- EXERCISE TASK: Review the listing and copy each line that holds the word "Girotondo".

* Start *

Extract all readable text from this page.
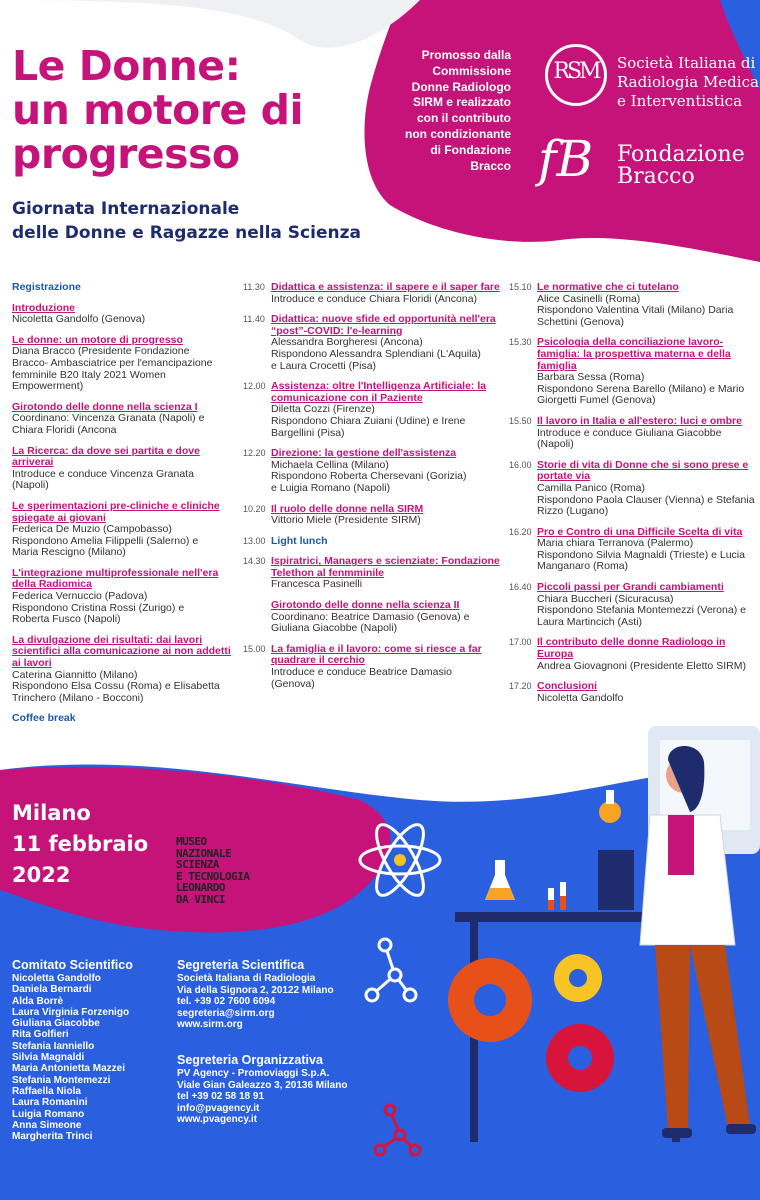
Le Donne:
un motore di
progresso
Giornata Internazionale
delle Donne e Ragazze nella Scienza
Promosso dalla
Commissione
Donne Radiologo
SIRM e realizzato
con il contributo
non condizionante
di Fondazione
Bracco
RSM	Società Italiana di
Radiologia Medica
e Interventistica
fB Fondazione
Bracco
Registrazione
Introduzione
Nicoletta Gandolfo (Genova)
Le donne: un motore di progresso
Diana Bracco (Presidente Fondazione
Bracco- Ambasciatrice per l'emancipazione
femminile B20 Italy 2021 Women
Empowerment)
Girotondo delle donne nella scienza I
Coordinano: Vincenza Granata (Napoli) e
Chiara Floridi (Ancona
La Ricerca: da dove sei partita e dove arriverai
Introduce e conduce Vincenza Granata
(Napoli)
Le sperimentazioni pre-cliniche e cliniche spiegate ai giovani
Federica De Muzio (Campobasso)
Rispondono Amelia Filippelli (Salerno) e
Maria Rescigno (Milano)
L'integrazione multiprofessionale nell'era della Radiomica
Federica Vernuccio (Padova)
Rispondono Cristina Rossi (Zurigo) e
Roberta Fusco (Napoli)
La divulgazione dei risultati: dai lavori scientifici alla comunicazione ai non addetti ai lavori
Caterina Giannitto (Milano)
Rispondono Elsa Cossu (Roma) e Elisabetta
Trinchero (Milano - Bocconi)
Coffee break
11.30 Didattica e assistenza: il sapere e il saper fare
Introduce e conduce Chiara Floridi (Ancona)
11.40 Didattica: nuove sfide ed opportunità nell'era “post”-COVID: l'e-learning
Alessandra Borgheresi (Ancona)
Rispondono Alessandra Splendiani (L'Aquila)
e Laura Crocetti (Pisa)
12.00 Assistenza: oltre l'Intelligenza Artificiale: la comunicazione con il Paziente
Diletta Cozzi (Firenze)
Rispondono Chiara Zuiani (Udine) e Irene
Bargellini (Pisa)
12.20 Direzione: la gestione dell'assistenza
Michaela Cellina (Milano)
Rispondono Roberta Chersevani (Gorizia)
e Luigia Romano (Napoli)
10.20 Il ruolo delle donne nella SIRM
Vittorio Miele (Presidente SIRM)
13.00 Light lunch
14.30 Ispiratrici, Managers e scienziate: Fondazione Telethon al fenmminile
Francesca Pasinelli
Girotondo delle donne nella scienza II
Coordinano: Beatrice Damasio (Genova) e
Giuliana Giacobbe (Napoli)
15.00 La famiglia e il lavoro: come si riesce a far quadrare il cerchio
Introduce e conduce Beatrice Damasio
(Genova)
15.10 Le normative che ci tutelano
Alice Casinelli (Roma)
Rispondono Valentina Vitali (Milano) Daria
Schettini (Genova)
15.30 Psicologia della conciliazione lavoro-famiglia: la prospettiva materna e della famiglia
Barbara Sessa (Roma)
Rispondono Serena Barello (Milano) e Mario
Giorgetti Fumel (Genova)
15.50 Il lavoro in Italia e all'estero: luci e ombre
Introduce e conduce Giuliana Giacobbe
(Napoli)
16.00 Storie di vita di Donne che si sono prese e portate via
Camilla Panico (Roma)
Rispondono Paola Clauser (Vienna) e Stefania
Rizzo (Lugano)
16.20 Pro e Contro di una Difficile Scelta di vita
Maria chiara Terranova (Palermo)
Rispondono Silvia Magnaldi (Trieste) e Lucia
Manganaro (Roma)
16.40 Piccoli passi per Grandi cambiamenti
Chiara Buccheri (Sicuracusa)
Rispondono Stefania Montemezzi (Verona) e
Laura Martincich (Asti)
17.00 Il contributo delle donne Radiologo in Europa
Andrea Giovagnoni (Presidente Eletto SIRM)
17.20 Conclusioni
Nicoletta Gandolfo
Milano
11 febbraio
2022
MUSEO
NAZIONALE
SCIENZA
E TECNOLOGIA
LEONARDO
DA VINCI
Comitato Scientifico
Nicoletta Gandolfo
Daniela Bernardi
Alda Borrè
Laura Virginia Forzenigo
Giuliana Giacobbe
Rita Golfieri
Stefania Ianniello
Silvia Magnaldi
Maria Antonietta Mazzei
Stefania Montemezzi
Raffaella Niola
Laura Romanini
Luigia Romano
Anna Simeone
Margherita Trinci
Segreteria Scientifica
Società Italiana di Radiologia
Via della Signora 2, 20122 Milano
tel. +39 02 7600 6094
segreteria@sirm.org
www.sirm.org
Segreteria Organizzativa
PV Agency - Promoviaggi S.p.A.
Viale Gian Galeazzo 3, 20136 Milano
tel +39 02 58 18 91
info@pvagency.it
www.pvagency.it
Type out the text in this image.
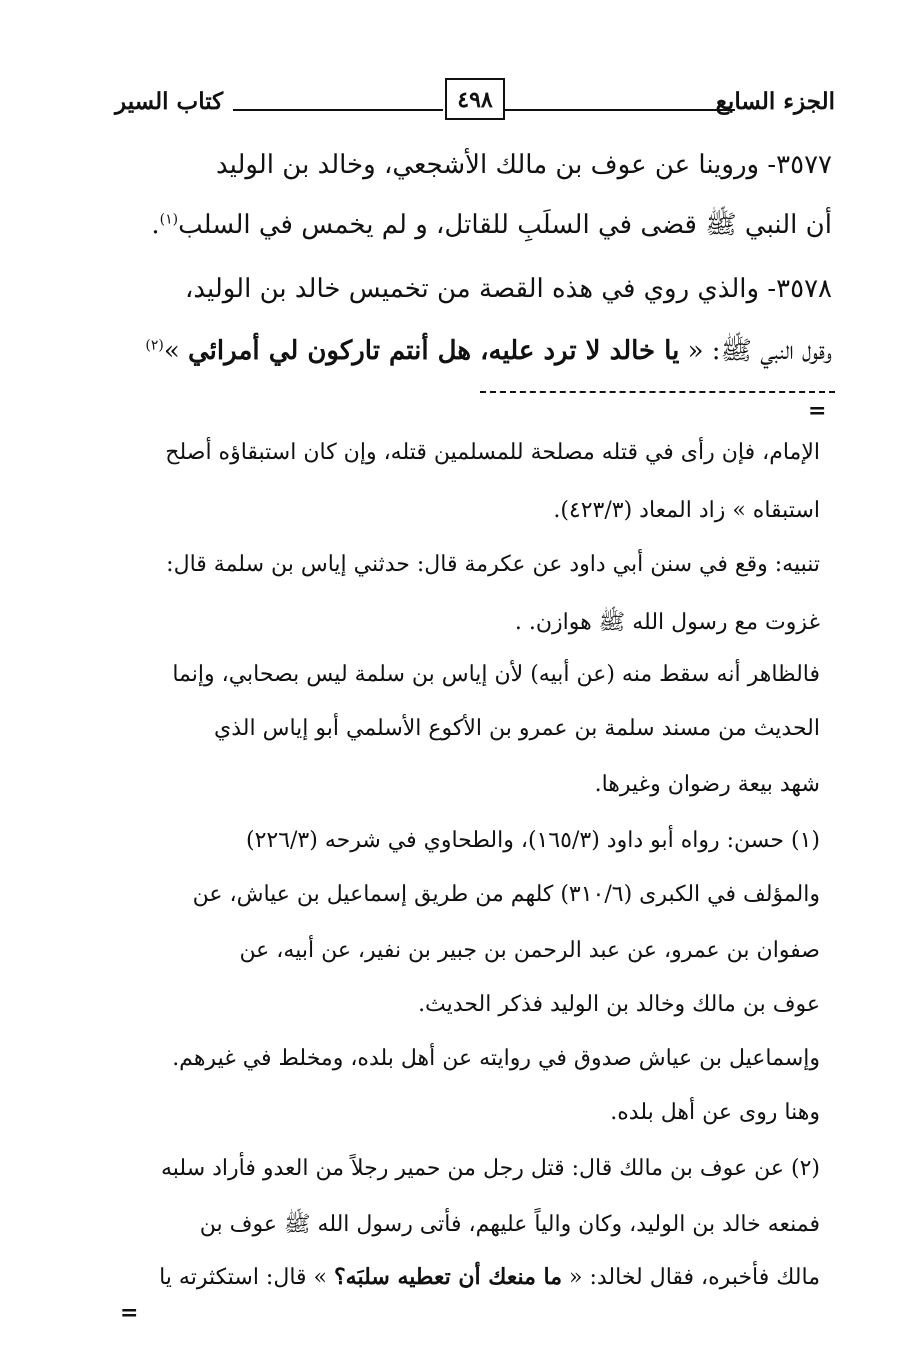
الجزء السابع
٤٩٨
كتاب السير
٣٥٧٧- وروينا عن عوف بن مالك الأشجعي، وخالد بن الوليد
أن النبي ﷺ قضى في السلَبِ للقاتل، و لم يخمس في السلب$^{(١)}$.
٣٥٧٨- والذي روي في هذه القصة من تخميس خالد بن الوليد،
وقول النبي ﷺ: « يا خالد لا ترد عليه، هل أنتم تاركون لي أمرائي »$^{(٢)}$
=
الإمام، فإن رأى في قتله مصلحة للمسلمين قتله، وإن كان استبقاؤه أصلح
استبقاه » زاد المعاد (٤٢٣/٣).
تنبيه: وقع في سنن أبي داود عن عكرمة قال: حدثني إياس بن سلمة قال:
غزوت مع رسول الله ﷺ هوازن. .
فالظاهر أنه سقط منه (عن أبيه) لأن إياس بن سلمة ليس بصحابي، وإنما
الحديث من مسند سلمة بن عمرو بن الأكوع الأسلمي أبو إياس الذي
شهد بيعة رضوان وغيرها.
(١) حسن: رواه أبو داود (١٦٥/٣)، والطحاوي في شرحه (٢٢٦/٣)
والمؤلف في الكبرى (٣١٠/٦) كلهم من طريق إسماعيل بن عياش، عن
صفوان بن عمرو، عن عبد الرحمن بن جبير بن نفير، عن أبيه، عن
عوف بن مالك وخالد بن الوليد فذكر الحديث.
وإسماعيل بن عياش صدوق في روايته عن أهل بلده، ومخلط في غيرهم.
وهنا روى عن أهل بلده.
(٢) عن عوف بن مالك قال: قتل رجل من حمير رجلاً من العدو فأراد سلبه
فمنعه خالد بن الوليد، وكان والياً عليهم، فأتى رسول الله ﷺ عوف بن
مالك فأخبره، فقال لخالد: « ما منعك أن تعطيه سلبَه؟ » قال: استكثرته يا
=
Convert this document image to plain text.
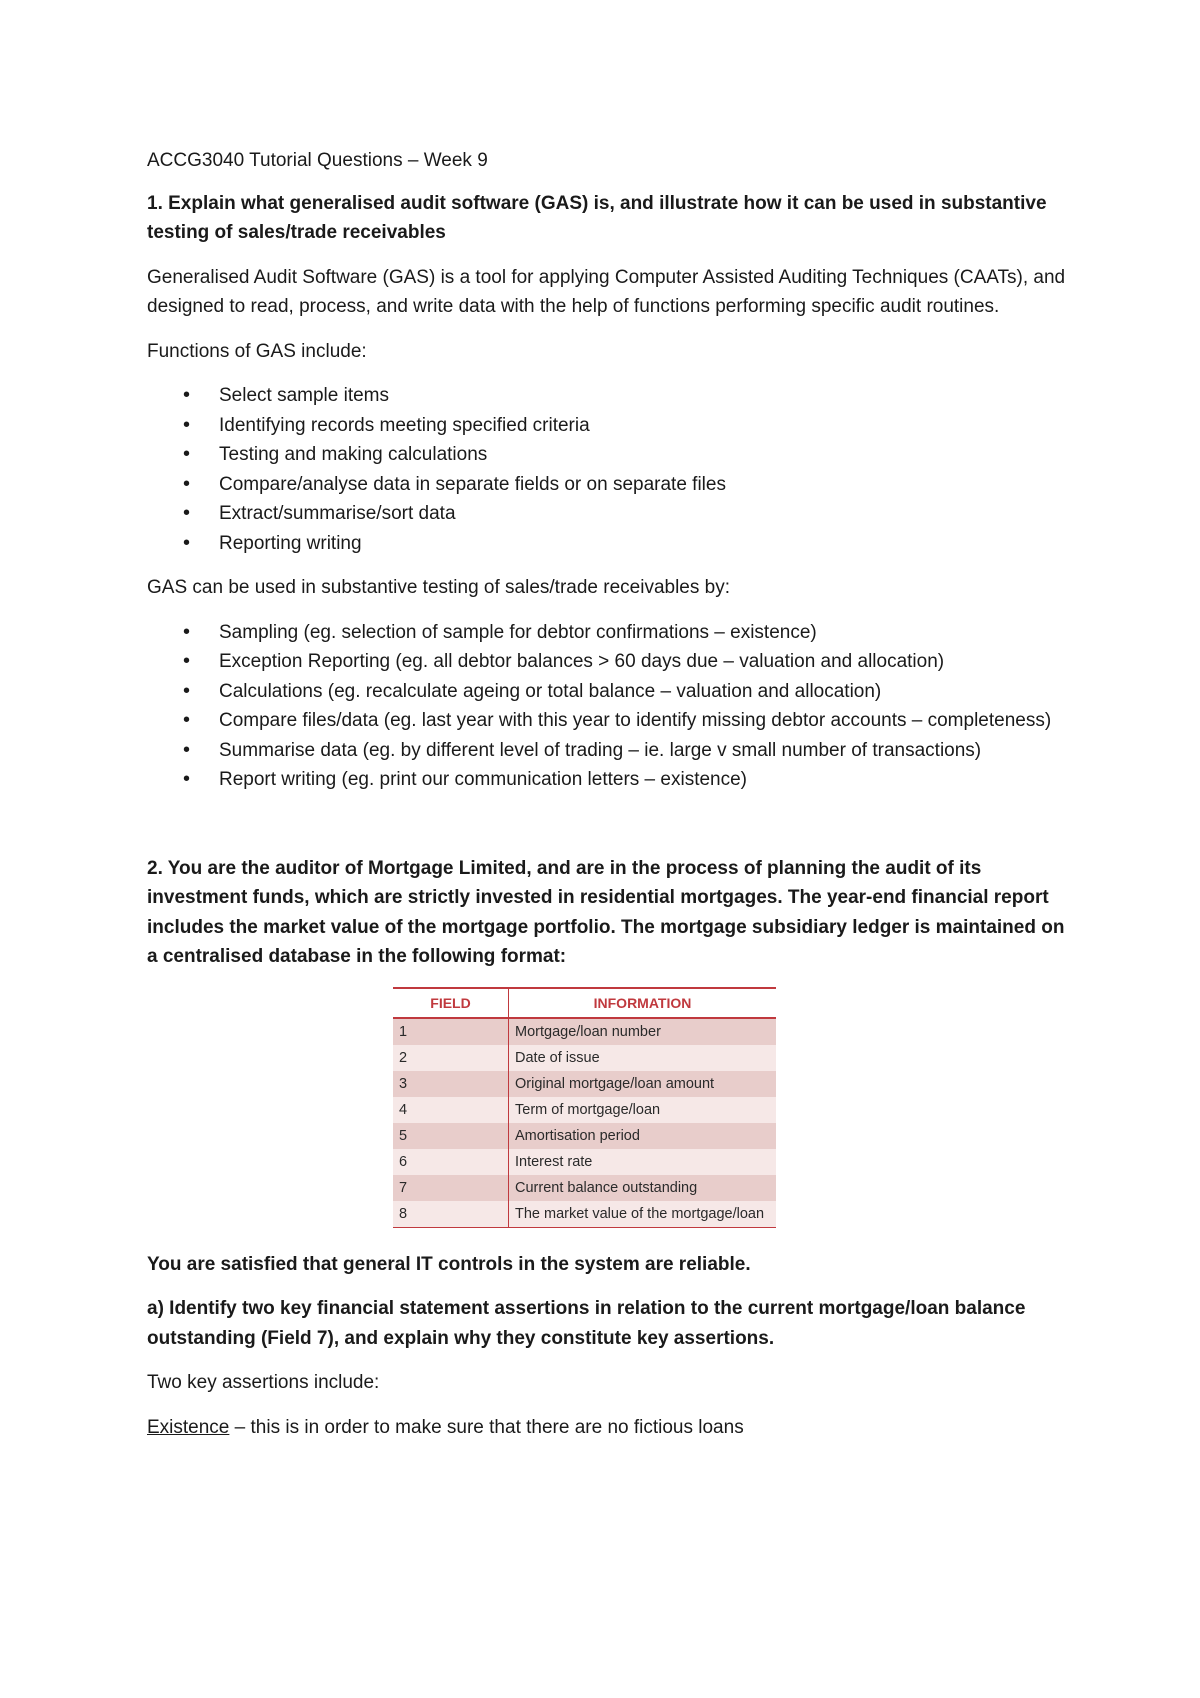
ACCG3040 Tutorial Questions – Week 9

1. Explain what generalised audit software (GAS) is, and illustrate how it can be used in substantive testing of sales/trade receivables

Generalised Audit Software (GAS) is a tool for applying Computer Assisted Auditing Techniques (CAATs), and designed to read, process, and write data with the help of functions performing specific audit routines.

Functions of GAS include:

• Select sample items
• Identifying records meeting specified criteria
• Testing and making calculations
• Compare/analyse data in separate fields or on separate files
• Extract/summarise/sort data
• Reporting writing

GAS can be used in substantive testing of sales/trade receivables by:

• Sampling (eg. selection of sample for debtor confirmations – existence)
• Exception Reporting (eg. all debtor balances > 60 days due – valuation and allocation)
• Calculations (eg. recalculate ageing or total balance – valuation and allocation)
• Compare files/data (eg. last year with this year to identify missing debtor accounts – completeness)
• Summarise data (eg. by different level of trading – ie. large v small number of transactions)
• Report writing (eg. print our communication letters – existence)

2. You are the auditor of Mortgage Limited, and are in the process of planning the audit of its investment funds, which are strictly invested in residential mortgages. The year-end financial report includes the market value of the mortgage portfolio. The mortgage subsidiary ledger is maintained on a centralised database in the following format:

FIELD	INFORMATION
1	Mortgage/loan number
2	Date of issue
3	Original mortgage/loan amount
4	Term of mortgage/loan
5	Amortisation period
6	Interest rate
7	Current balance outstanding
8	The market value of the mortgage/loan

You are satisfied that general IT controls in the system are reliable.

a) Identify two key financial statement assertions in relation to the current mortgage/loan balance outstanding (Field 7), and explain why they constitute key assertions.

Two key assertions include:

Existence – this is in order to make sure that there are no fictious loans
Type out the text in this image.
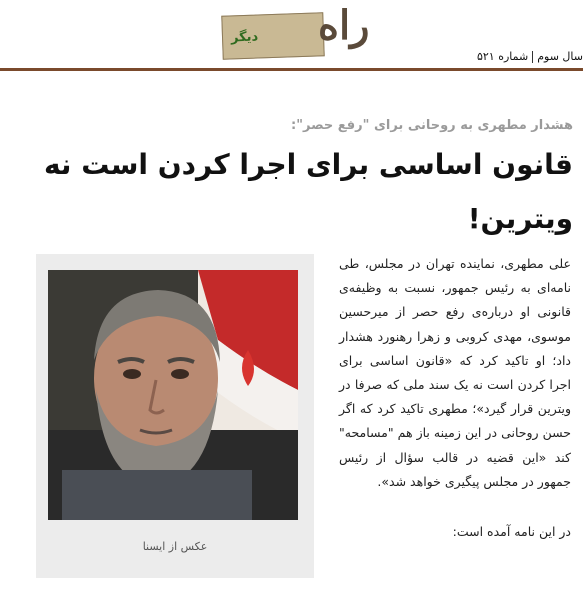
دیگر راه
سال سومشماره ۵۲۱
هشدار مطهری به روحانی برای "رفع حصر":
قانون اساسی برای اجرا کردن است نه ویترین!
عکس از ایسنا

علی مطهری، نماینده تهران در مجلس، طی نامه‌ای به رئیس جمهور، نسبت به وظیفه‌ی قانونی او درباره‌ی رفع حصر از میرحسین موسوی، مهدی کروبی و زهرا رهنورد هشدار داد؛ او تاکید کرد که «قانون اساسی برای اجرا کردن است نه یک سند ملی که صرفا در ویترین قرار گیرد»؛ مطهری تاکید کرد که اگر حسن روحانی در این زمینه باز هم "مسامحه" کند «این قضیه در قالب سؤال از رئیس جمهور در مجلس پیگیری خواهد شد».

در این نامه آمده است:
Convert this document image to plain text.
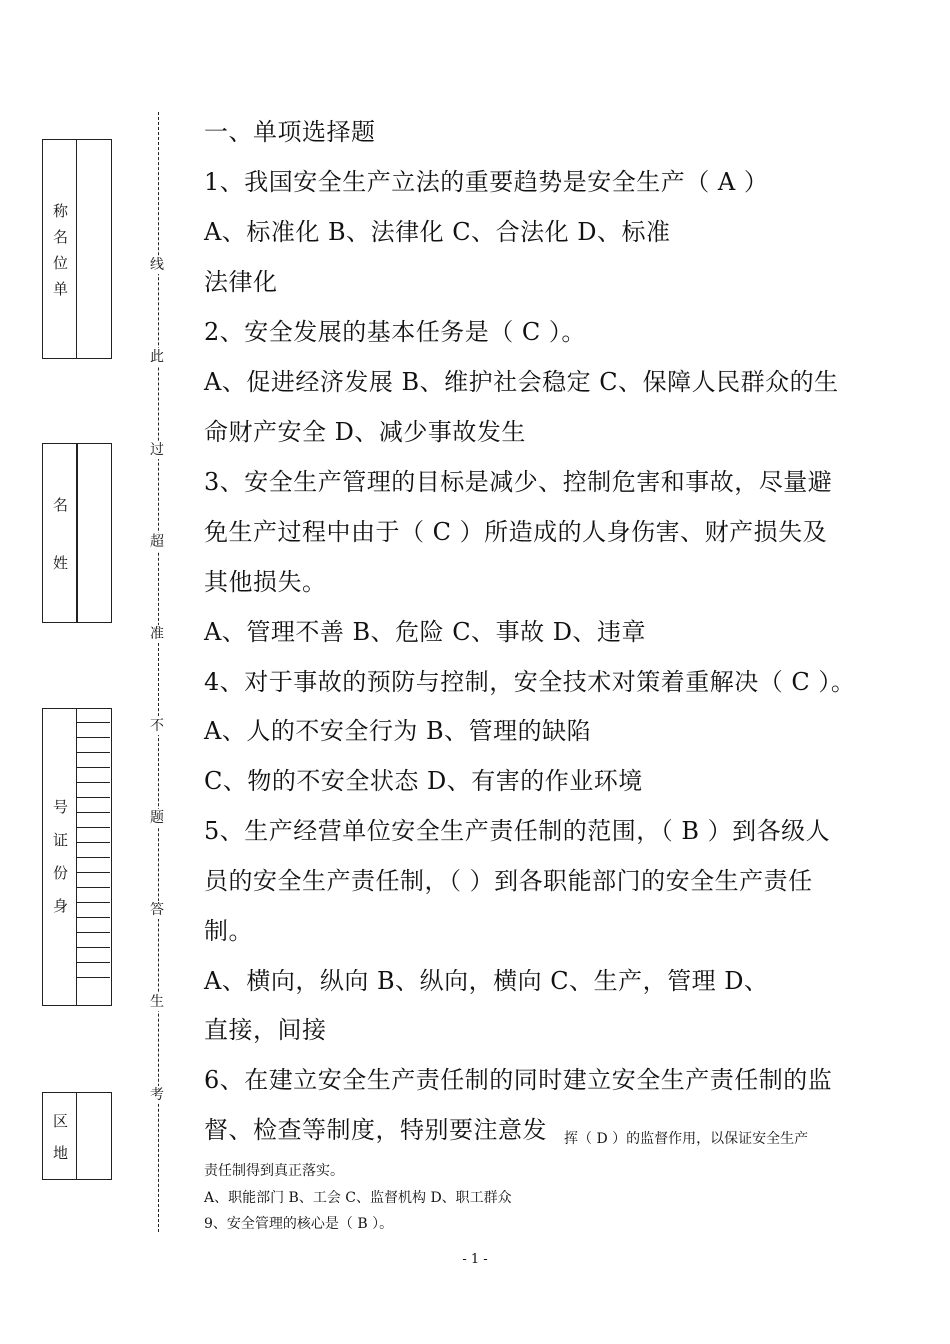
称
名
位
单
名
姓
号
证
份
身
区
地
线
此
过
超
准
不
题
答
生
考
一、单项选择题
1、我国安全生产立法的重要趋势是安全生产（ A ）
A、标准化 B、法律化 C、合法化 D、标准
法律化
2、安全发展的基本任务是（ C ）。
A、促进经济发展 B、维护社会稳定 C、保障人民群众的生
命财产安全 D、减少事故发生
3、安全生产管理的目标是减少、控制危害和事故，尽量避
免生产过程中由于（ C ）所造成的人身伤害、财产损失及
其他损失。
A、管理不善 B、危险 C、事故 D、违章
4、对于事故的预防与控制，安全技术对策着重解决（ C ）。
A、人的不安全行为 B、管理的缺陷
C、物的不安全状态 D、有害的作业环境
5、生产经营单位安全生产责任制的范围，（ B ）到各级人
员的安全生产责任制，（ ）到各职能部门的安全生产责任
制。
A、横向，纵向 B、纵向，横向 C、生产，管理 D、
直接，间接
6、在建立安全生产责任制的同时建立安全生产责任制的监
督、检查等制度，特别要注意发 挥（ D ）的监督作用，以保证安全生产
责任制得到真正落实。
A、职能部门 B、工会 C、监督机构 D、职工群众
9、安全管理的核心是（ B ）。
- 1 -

* End *

- RESPONSE BELOW:
Girotondo delle donne nella scienza I
Girotondo delle donne nella scienza II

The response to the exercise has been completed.